● **Provided entries**
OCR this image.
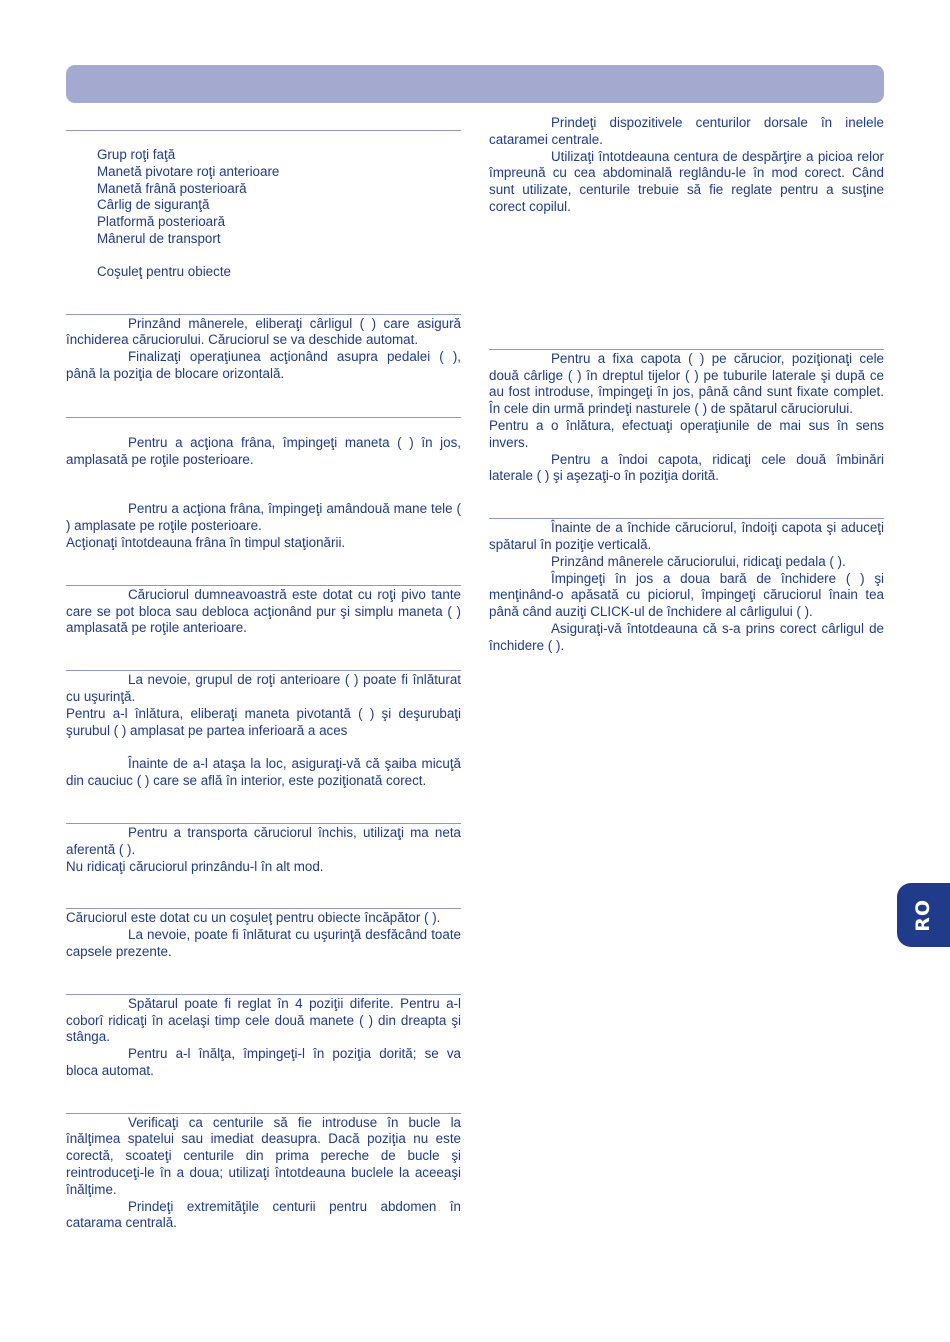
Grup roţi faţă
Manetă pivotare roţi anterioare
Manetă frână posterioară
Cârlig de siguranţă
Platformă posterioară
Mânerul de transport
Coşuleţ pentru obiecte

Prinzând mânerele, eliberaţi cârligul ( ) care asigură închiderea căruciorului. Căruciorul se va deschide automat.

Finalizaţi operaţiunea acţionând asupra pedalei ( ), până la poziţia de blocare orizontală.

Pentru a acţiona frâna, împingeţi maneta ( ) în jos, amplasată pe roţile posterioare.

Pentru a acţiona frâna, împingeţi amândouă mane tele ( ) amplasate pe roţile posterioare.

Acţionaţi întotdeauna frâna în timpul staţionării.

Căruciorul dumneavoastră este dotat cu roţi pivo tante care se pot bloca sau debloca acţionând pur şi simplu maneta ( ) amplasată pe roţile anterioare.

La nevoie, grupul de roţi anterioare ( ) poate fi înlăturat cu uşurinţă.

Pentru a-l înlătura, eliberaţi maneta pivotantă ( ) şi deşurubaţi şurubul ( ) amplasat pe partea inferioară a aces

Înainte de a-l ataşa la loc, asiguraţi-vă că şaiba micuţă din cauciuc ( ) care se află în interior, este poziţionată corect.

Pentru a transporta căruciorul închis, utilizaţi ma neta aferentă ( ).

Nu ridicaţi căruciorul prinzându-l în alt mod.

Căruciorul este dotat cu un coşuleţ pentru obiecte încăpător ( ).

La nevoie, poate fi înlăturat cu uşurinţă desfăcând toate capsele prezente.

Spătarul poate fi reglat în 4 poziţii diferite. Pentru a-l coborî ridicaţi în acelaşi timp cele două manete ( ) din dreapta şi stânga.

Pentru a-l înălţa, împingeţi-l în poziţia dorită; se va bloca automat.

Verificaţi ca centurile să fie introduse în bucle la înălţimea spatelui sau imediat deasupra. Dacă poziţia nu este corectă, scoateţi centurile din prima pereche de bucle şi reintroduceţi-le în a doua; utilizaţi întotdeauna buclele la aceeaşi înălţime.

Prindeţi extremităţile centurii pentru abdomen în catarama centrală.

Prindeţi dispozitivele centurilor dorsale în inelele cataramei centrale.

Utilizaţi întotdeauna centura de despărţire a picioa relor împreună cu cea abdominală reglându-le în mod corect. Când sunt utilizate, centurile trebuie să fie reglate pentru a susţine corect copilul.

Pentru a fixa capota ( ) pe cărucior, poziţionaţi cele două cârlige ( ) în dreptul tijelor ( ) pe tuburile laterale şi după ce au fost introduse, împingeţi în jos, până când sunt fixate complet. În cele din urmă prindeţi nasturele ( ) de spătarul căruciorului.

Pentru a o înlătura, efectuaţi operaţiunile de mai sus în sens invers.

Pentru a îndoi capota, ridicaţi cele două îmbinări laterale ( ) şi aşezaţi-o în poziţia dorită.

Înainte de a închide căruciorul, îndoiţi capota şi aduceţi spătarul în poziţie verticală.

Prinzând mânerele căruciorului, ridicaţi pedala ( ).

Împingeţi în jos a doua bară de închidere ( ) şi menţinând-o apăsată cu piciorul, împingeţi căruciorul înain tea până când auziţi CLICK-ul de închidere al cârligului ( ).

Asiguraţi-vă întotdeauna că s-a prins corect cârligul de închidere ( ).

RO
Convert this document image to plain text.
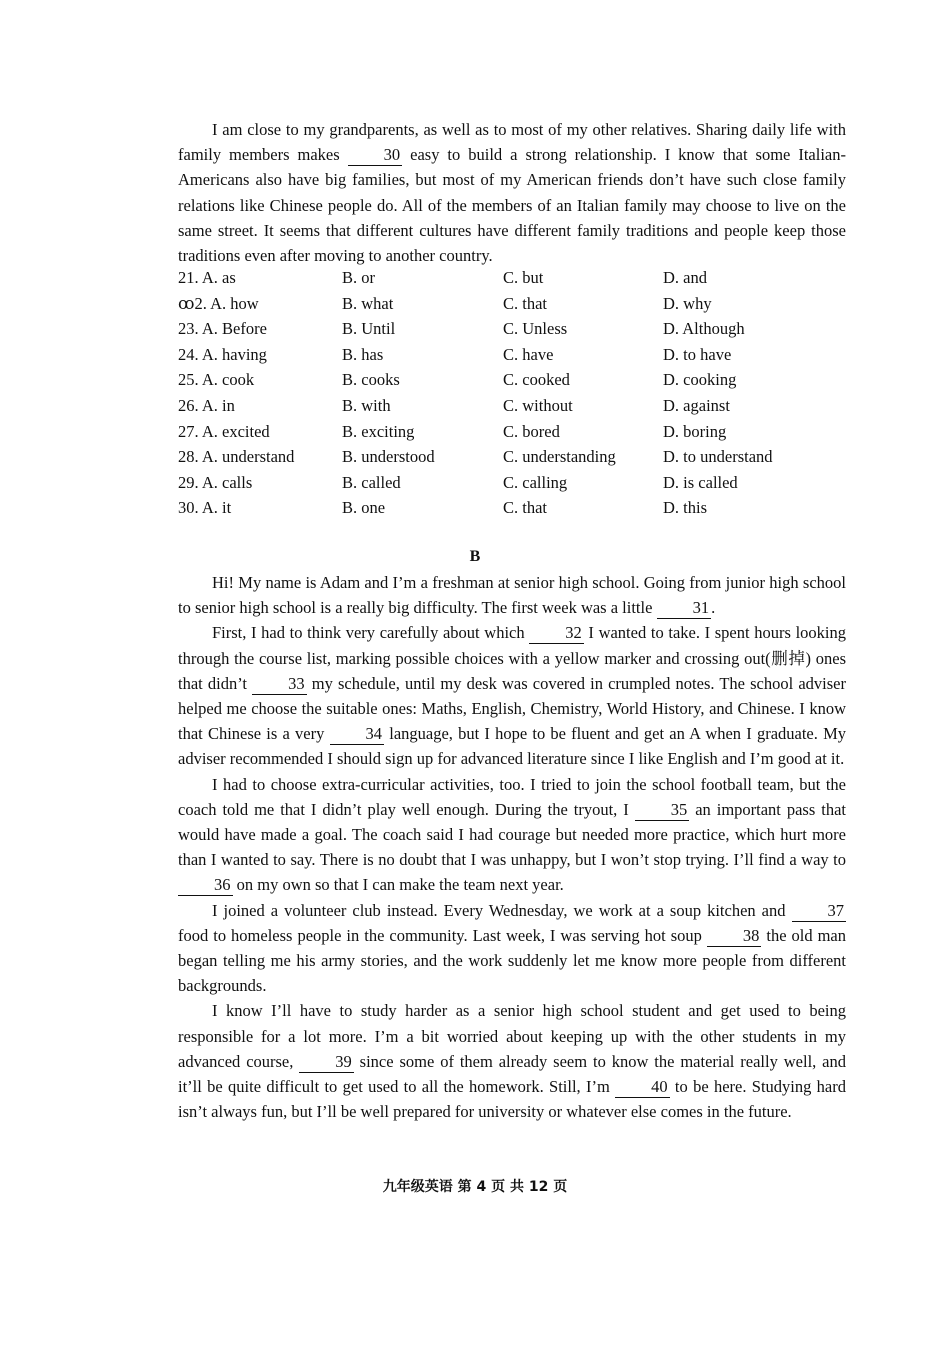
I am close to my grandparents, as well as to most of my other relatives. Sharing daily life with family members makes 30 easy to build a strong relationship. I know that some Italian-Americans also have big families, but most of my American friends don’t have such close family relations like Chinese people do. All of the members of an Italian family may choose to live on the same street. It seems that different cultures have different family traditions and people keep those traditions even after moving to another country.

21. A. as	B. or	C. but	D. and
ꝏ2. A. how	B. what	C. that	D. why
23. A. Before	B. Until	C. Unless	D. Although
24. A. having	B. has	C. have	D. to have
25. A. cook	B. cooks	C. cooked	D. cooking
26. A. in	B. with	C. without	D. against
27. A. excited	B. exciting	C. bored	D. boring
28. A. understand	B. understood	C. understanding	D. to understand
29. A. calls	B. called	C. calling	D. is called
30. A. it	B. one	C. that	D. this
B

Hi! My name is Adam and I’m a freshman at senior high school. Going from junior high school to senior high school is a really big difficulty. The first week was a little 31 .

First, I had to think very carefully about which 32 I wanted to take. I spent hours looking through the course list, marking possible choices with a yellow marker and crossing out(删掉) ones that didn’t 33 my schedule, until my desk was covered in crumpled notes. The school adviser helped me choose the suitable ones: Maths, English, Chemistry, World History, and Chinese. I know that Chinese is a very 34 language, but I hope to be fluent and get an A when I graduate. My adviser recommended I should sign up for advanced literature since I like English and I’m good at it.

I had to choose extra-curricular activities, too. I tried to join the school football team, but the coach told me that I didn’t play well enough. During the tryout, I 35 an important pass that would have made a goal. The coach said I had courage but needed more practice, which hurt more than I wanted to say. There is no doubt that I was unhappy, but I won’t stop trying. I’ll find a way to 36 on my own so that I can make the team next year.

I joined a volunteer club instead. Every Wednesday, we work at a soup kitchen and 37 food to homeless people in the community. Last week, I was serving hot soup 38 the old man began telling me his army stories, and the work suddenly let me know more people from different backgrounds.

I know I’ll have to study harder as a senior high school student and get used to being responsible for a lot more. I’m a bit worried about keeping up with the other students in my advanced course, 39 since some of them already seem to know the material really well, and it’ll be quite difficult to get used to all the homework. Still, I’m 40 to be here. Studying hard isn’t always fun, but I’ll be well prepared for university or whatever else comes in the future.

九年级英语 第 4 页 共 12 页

● **Exercise**
Copy out the lines in which the string "este" appears.

● **Task result**
Căruciorul dumneavoastră este dotat cu roţi pivo tante care se pot bloca sau debloca acţionând pur şi simplu maneta ( ) amplasată pe roţile anterioare.
Înainte de a-l ataşa la loc, asiguraţi-vă că şaiba micuţă din cauciuc ( ) care se află în interior, este poziţionată corect.
Căruciorul este dotat cu un coşuleţ pentru obiecte încăpător ( ).
Verificaţi ca centurile să fie introduse în bucle la înălţimea spatelui sau imediat deasupra. Dacă poziţia nu este corectă, scoateţi centurile din prima pereche de bucle şi reintroduceţi-le în a doua; utilizaţi întotdeauna buclele la aceeaşi înălţime.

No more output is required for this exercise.